TASK INSTRUCTIONS — Quote the listing below in its entirety.

DATA TO PROCESS —
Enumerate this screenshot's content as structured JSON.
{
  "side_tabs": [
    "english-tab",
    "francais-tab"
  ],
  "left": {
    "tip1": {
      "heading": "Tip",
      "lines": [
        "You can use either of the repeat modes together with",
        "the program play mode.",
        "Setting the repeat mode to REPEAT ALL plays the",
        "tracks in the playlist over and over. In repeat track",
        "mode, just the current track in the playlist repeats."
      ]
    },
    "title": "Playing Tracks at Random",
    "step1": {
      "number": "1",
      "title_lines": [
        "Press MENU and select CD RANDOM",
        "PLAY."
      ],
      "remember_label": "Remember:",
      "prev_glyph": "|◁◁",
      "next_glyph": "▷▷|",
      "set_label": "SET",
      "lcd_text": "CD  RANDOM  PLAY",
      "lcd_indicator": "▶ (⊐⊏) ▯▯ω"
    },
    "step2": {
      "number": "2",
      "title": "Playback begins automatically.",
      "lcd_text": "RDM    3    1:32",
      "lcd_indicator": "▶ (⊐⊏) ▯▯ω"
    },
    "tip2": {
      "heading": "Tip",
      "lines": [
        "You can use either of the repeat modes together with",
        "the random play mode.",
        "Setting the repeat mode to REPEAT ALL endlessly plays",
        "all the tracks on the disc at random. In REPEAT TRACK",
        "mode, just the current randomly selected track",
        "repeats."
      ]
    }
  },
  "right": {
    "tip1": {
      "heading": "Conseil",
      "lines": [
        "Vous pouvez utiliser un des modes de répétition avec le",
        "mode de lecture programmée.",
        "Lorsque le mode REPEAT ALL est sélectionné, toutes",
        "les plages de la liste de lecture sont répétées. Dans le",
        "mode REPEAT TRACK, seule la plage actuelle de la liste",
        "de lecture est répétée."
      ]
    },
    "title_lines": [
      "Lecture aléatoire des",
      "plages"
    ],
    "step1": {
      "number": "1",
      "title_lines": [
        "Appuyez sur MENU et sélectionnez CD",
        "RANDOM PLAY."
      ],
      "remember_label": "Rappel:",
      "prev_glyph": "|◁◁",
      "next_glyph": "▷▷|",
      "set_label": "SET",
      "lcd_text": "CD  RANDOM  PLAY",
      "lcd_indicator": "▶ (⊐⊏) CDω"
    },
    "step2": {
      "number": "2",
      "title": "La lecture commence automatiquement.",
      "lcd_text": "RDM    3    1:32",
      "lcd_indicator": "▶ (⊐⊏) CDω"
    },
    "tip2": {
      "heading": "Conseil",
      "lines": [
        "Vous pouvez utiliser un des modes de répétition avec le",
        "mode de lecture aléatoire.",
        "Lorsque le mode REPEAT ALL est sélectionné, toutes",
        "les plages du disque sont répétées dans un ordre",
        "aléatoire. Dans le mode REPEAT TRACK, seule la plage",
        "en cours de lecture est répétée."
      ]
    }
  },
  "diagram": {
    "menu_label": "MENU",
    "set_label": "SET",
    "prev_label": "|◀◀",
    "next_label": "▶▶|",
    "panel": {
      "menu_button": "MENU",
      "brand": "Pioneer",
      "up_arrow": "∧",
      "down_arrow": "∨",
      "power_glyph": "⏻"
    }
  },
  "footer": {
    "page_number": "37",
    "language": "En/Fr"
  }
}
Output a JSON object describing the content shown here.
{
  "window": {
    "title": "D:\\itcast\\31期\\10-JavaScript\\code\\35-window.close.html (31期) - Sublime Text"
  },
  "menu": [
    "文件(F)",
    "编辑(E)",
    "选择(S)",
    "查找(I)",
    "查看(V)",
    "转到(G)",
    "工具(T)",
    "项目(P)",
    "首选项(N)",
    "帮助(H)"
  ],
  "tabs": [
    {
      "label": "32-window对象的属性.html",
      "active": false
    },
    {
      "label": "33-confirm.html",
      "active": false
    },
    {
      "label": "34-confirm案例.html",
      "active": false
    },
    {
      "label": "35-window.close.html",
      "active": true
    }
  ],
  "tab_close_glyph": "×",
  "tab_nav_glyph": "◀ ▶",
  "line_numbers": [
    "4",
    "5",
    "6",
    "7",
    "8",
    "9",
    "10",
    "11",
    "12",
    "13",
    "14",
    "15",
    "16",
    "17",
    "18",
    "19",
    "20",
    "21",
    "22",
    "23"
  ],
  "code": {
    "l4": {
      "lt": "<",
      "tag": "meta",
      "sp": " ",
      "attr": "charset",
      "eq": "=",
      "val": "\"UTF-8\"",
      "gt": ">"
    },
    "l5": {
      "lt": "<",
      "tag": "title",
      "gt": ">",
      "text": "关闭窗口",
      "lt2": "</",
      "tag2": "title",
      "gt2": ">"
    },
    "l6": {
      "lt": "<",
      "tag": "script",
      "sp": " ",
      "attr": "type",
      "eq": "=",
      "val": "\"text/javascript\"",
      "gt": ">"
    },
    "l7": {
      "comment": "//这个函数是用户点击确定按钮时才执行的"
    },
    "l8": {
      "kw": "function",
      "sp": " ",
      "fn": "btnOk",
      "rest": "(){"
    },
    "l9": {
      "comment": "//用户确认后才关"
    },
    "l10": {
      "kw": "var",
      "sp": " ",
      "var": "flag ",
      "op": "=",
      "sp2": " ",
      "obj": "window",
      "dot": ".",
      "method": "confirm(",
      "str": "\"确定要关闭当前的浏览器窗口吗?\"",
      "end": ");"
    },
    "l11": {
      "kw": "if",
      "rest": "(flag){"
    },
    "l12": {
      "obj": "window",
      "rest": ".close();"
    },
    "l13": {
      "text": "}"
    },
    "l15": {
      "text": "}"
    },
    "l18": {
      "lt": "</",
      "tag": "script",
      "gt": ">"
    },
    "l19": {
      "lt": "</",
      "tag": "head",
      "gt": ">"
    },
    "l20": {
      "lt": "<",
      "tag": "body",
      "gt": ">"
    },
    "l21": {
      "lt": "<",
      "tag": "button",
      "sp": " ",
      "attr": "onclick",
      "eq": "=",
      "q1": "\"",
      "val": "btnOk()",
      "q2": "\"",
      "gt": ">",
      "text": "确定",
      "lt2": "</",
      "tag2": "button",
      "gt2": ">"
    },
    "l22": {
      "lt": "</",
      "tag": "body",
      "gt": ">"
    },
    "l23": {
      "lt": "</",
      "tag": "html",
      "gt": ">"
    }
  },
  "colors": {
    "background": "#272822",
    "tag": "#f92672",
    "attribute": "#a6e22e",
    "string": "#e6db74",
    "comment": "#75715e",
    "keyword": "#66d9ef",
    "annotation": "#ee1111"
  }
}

WRITTEN REPLY —
Enumerate this screenshot's content as structured JSON.
{
  "side_tabs": [
    "english-tab",
    "francais-tab"
  ],
  "left": {
    "tip1": {
      "heading": "Tip",
      "lines": [
        "You can use either of the repeat modes together with",
        "the program play mode.",
        "Setting the repeat mode to REPEAT ALL plays the",
        "tracks in the playlist over and over. In repeat track",
        "mode, just the current track in the playlist repeats."
      ]
    },
    "title": "Playing Tracks at Random",
    "step1": {
      "number": "1",
      "title_lines": [
        "Press MENU and select CD RANDOM",
        "PLAY."
      ],
      "remember_label": "Remember:",
      "prev_glyph": "|◁◁",
      "next_glyph": "▷▷|",
      "set_label": "SET",
      "lcd_text": "CD  RANDOM  PLAY",
      "lcd_indicator": "▶ (⊐⊏) ▯▯ω"
    },
    "step2": {
      "number": "2",
      "title": "Playback begins automatically.",
      "lcd_text": "RDM    3    1:32",
      "lcd_indicator": "▶ (⊐⊏) ▯▯ω"
    },
    "tip2": {
      "heading": "Tip",
      "lines": [
        "You can use either of the repeat modes together with",
        "the random play mode.",
        "Setting the repeat mode to REPEAT ALL endlessly plays",
        "all the tracks on the disc at random. In REPEAT TRACK",
        "mode, just the current randomly selected track",
        "repeats."
      ]
    }
  },
  "right": {
    "tip1": {
      "heading": "Conseil",
      "lines": [
        "Vous pouvez utiliser un des modes de répétition avec le",
        "mode de lecture programmée.",
        "Lorsque le mode REPEAT ALL est sélectionné, toutes",
        "les plages de la liste de lecture sont répétées. Dans le",
        "mode REPEAT TRACK, seule la plage actuelle de la liste",
        "de lecture est répétée."
      ]
    },
    "title_lines": [
      "Lecture aléatoire des",
      "plages"
    ],
    "step1": {
      "number": "1",
      "title_lines": [
        "Appuyez sur MENU et sélectionnez CD",
        "RANDOM PLAY."
      ],
      "remember_label": "Rappel:",
      "prev_glyph": "|◁◁",
      "next_glyph": "▷▷|",
      "set_label": "SET",
      "lcd_text": "CD  RANDOM  PLAY",
      "lcd_indicator": "▶ (⊐⊏) CDω"
    },
    "step2": {
      "number": "2",
      "title": "La lecture commence automatiquement.",
      "lcd_text": "RDM    3    1:32",
      "lcd_indicator": "▶ (⊐⊏) CDω"
    },
    "tip2": {
      "heading": "Conseil",
      "lines": [
        "Vous pouvez utiliser un des modes de répétition avec le",
        "mode de lecture aléatoire.",
        "Lorsque le mode REPEAT ALL est sélectionné, toutes",
        "les plages du disque sont répétées dans un ordre",
        "aléatoire. Dans le mode REPEAT TRACK, seule la plage",
        "en cours de lecture est répétée."
      ]
    }
  },
  "diagram": {
    "menu_label": "MENU",
    "set_label": "SET",
    "prev_label": "|◀◀",
    "next_label": "▶▶|",
    "panel": {
      "menu_button": "MENU",
      "brand": "Pioneer",
      "up_arrow": "∧",
      "down_arrow": "∨",
      "power_glyph": "⏻"
    }
  },
  "footer": {
    "page_number": "37",
    "language": "En/Fr"
  }
}
Output a JSON object describing the content shown here.
{
  "window": {
    "title": "D:\\itcast\\31期\\10-JavaScript\\code\\35-window.close.html (31期) - Sublime Text"
  },
  "menu": [
    "文件(F)",
    "编辑(E)",
    "选择(S)",
    "查找(I)",
    "查看(V)",
    "转到(G)",
    "工具(T)",
    "项目(P)",
    "首选项(N)",
    "帮助(H)"
  ],
  "tabs": [
    {
      "label": "32-window对象的属性.html",
      "active": false
    },
    {
      "label": "33-confirm.html",
      "active": false
    },
    {
      "label": "34-confirm案例.html",
      "active": false
    },
    {
      "label": "35-window.close.html",
      "active": true
    }
  ],
  "tab_close_glyph": "×",
  "tab_nav_glyph": "◀ ▶",
  "line_numbers": [
    "4",
    "5",
    "6",
    "7",
    "8",
    "9",
    "10",
    "11",
    "12",
    "13",
    "14",
    "15",
    "16",
    "17",
    "18",
    "19",
    "20",
    "21",
    "22",
    "23"
  ],
  "code": {
    "l4": {
      "lt": "<",
      "tag": "meta",
      "sp": " ",
      "attr": "charset",
      "eq": "=",
      "val": "\"UTF-8\"",
      "gt": ">"
    },
    "l5": {
      "lt": "<",
      "tag": "title",
      "gt": ">",
      "text": "关闭窗口",
      "lt2": "</",
      "tag2": "title",
      "gt2": ">"
    },
    "l6": {
      "lt": "<",
      "tag": "script",
      "sp": " ",
      "attr": "type",
      "eq": "=",
      "val": "\"text/javascript\"",
      "gt": ">"
    },
    "l7": {
      "comment": "//这个函数是用户点击确定按钮时才执行的"
    },
    "l8": {
      "kw": "function",
      "sp": " ",
      "fn": "btnOk",
      "rest": "(){"
    },
    "l9": {
      "comment": "//用户确认后才关"
    },
    "l10": {
      "kw": "var",
      "sp": " ",
      "var": "flag ",
      "op": "=",
      "sp2": " ",
      "obj": "window",
      "dot": ".",
      "method": "confirm(",
      "str": "\"确定要关闭当前的浏览器窗口吗?\"",
      "end": ");"
    },
    "l11": {
      "kw": "if",
      "rest": "(flag){"
    },
    "l12": {
      "obj": "window",
      "rest": ".close();"
    },
    "l13": {
      "text": "}"
    },
    "l15": {
      "text": "}"
    },
    "l18": {
      "lt": "</",
      "tag": "script",
      "gt": ">"
    },
    "l19": {
      "lt": "</",
      "tag": "head",
      "gt": ">"
    },
    "l20": {
      "lt": "<",
      "tag": "body",
      "gt": ">"
    },
    "l21": {
      "lt": "<",
      "tag": "button",
      "sp": " ",
      "attr": "onclick",
      "eq": "=",
      "q1": "\"",
      "val": "btnOk()",
      "q2": "\"",
      "gt": ">",
      "text": "确定",
      "lt2": "</",
      "tag2": "button",
      "gt2": ">"
    },
    "l22": {
      "lt": "</",
      "tag": "body",
      "gt": ">"
    },
    "l23": {
      "lt": "</",
      "tag": "html",
      "gt": ">"
    }
  },
  "colors": {
    "background": "#272822",
    "tag": "#f92672",
    "attribute": "#a6e22e",
    "string": "#e6db74",
    "comment": "#75715e",
    "keyword": "#66d9ef",
    "annotation": "#ee1111"
  }
}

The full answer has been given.